--- TASK PROMPT ---
Extract all lines that hold "Maturing" from the records below.
>> begin
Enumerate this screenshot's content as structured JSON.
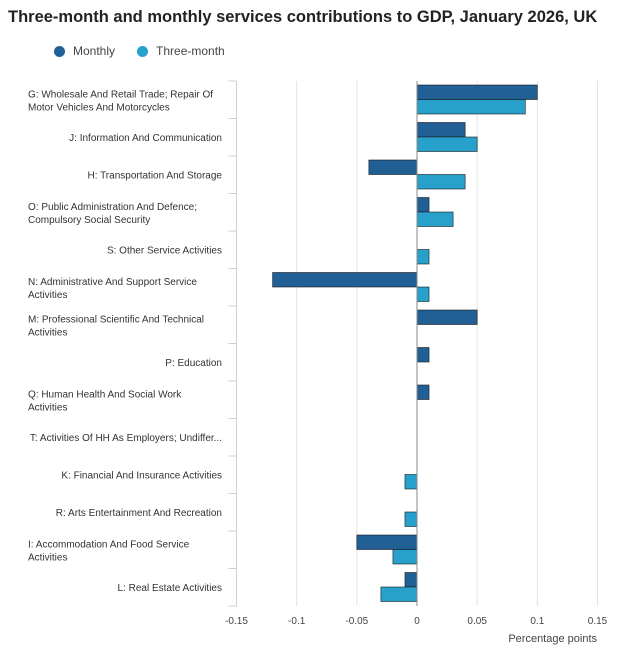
{
  "chart_data": {
    "type": "bar",
    "orientation": "horizontal",
    "title": "Three-month and monthly services contributions to GDP, January 2026, UK",
    "xlabel": "Percentage points",
    "ylabel": "",
    "xlim": [
      -0.15,
      0.15
    ],
    "xticks": [
      "-0.15",
      "-0.1",
      "-0.05",
      "0",
      "0.05",
      "0.1",
      "0.15"
    ],
    "legend_position": "top-left",
    "categories": [
      [
        "G: Wholesale And Retail Trade; Repair Of",
        "Motor Vehicles And Motorcycles"
      ],
      [
        "J: Information And Communication"
      ],
      [
        "H: Transportation And Storage"
      ],
      [
        "O: Public Administration And Defence;",
        "Compulsory Social Security"
      ],
      [
        "S: Other Service Activities"
      ],
      [
        "N: Administrative And Support Service",
        "Activities"
      ],
      [
        "M: Professional Scientific And Technical",
        "Activities"
      ],
      [
        "P: Education"
      ],
      [
        "Q: Human Health And Social Work",
        "Activities"
      ],
      [
        "T: Activities Of HH As Employers; Undiffer..."
      ],
      [
        "K: Financial And Insurance Activities"
      ],
      [
        "R: Arts Entertainment And Recreation"
      ],
      [
        "I: Accommodation And Food Service",
        "Activities"
      ],
      [
        "L: Real Estate Activities"
      ]
    ],
    "series": [
      {
        "name": "Monthly",
        "color": "#206095",
        "values": [
          0.1,
          0.04,
          -0.04,
          0.01,
          0.0,
          -0.12,
          0.05,
          0.01,
          0.01,
          0.0,
          0.0,
          0.0,
          -0.05,
          -0.01
        ]
      },
      {
        "name": "Three-month",
        "color": "#27a0cc",
        "values": [
          0.09,
          0.05,
          0.04,
          0.03,
          0.01,
          0.01,
          0.0,
          0.0,
          0.0,
          0.0,
          -0.01,
          -0.01,
          -0.02,
          -0.03
        ]
      }
    ]
  }
}
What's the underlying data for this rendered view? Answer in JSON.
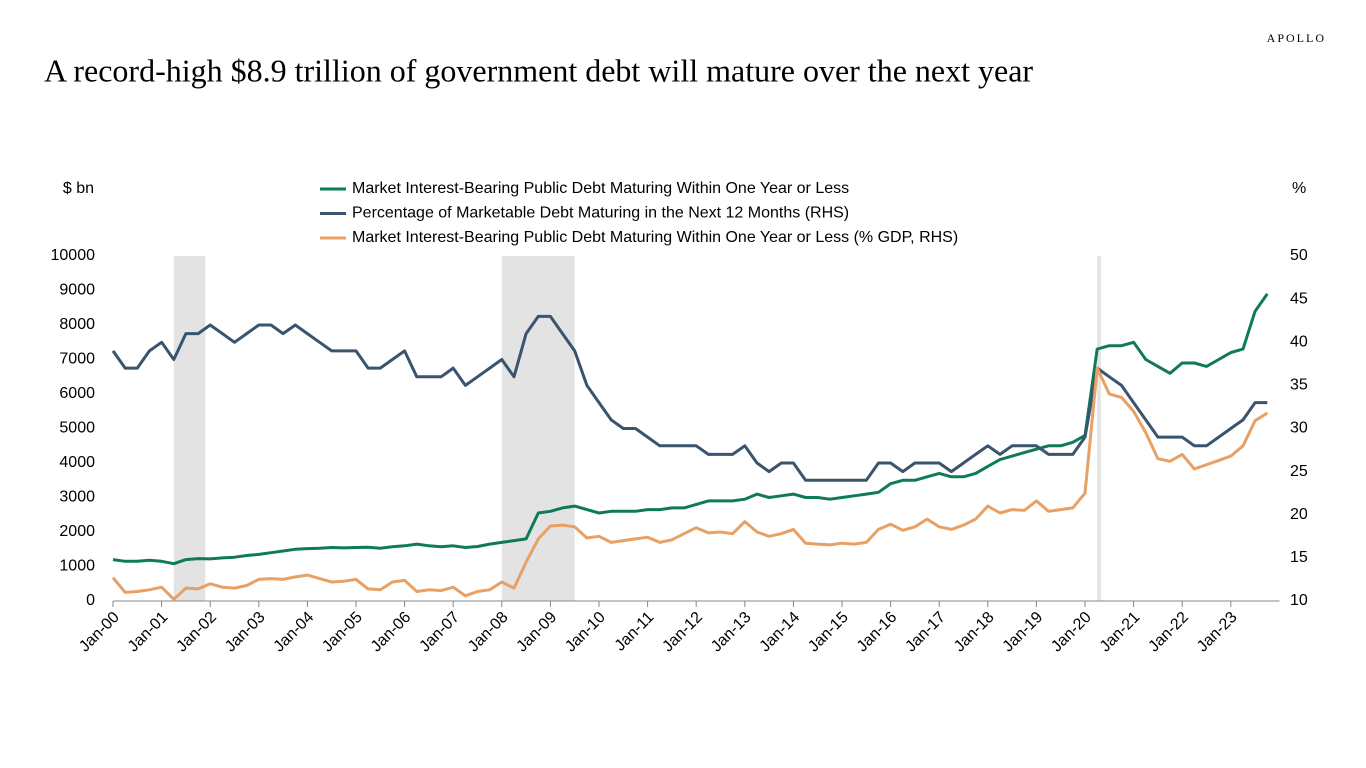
{
  "brand": "APOLLO",
  "chart_data": {
    "type": "line",
    "title": "A record-high $8.9 trillion of government debt will mature over the next year",
    "y_label": "$ bn",
    "y2_label": "%",
    "categories": [
      "Jan-00",
      null,
      null,
      null,
      "Jan-01",
      null,
      null,
      null,
      "Jan-02",
      null,
      null,
      null,
      "Jan-03",
      null,
      null,
      null,
      "Jan-04",
      null,
      null,
      null,
      "Jan-05",
      null,
      null,
      null,
      "Jan-06",
      null,
      null,
      null,
      "Jan-07",
      null,
      null,
      null,
      "Jan-08",
      null,
      null,
      null,
      "Jan-09",
      null,
      null,
      null,
      "Jan-10",
      null,
      null,
      null,
      "Jan-11",
      null,
      null,
      null,
      "Jan-12",
      null,
      null,
      null,
      "Jan-13",
      null,
      null,
      null,
      "Jan-14",
      null,
      null,
      null,
      "Jan-15",
      null,
      null,
      null,
      "Jan-16",
      null,
      null,
      null,
      "Jan-17",
      null,
      null,
      null,
      "Jan-18",
      null,
      null,
      null,
      "Jan-19",
      null,
      null,
      null,
      "Jan-20",
      null,
      null,
      null,
      "Jan-21",
      null,
      null,
      null,
      "Jan-22",
      null,
      null,
      null,
      "Jan-23",
      null,
      null,
      null
    ],
    "shaded_periods": [
      [
        5,
        7.6
      ],
      [
        32,
        38
      ],
      [
        81,
        81.3
      ]
    ],
    "series": [
      {
        "name": "Market Interest-Bearing Public Debt Maturing Within One Year or Less",
        "color": "#0e7a5a",
        "axis": "y",
        "values": [
          1200,
          1150,
          1150,
          1180,
          1150,
          1080,
          1200,
          1230,
          1220,
          1250,
          1270,
          1320,
          1350,
          1400,
          1450,
          1500,
          1520,
          1530,
          1550,
          1540,
          1550,
          1560,
          1530,
          1570,
          1600,
          1650,
          1600,
          1570,
          1600,
          1550,
          1580,
          1650,
          1700,
          1750,
          1800,
          2550,
          2600,
          2700,
          2750,
          2650,
          2550,
          2600,
          2600,
          2600,
          2650,
          2650,
          2700,
          2700,
          2800,
          2900,
          2900,
          2900,
          2950,
          3100,
          3000,
          3050,
          3100,
          3000,
          3000,
          2950,
          3000,
          3050,
          3100,
          3150,
          3400,
          3500,
          3500,
          3600,
          3700,
          3600,
          3600,
          3700,
          3900,
          4100,
          4200,
          4300,
          4400,
          4500,
          4500,
          4600,
          4800,
          7300,
          7400,
          7400,
          7500,
          7000,
          6800,
          6600,
          6900,
          6900,
          6800,
          7000,
          7200,
          7300,
          8400,
          8900
        ]
      },
      {
        "name": "Percentage of Marketable Debt Maturing in the Next 12 Months (RHS)",
        "color": "#3a5470",
        "axis": "y2",
        "values": [
          39,
          37,
          37,
          39,
          40,
          38,
          41,
          41,
          42,
          41,
          40,
          41,
          42,
          42,
          41,
          42,
          41,
          40,
          39,
          39,
          39,
          37,
          37,
          38,
          39,
          36,
          36,
          36,
          37,
          35,
          36,
          37,
          38,
          36,
          41,
          43,
          43,
          41,
          39,
          35,
          33,
          31,
          30,
          30,
          29,
          28,
          28,
          28,
          28,
          27,
          27,
          27,
          28,
          26,
          25,
          26,
          26,
          24,
          24,
          24,
          24,
          24,
          24,
          26,
          26,
          25,
          26,
          26,
          26,
          25,
          26,
          27,
          28,
          27,
          28,
          28,
          28,
          27,
          27,
          27,
          29,
          37,
          36,
          35,
          33,
          31,
          29,
          29,
          29,
          28,
          28,
          29,
          30,
          31,
          33,
          33
        ]
      },
      {
        "name": "Market Interest-Bearing Public Debt Maturing Within One Year or Less (% GDP, RHS)",
        "color": "#e8a064",
        "axis": "y2",
        "values": [
          12.7,
          11,
          11.1,
          11.3,
          11.6,
          10.2,
          11.5,
          11.4,
          12,
          11.6,
          11.5,
          11.8,
          12.5,
          12.6,
          12.5,
          12.8,
          13,
          12.6,
          12.2,
          12.3,
          12.5,
          11.4,
          11.3,
          12.2,
          12.4,
          11.1,
          11.3,
          11.2,
          11.6,
          10.6,
          11.1,
          11.3,
          12.2,
          11.5,
          14.5,
          17.2,
          18.7,
          18.8,
          18.6,
          17.3,
          17.5,
          16.8,
          17,
          17.2,
          17.4,
          16.8,
          17.1,
          17.8,
          18.5,
          17.9,
          18,
          17.8,
          19.2,
          18,
          17.5,
          17.8,
          18.3,
          16.7,
          16.6,
          16.5,
          16.7,
          16.6,
          16.8,
          18.3,
          18.9,
          18.2,
          18.6,
          19.5,
          18.6,
          18.3,
          18.8,
          19.5,
          21,
          20.2,
          20.6,
          20.5,
          21.6,
          20.4,
          20.6,
          20.8,
          22.5,
          37,
          34,
          33.6,
          32,
          29.5,
          26.5,
          26.2,
          27,
          25.3,
          25.8,
          26.3,
          26.8,
          28,
          30.9,
          31.8
        ]
      }
    ],
    "ylim": [
      0,
      10000
    ],
    "yticks": [
      0,
      1000,
      2000,
      3000,
      4000,
      5000,
      6000,
      7000,
      8000,
      9000,
      10000
    ],
    "y2lim": [
      10,
      50
    ],
    "y2ticks": [
      10,
      15,
      20,
      25,
      30,
      35,
      40,
      45,
      50
    ],
    "shade_color": "#e3e3e3"
  }
}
>> end
--- RESPONSE TO THIS TASK ---
        "name": "Market Interest-Bearing Public Debt Maturing Within One Year or Less",
        "name": "Percentage of Marketable Debt Maturing in the Next 12 Months (RHS)",
        "name": "Market Interest-Bearing Public Debt Maturing Within One Year or Less (% GDP, RHS)",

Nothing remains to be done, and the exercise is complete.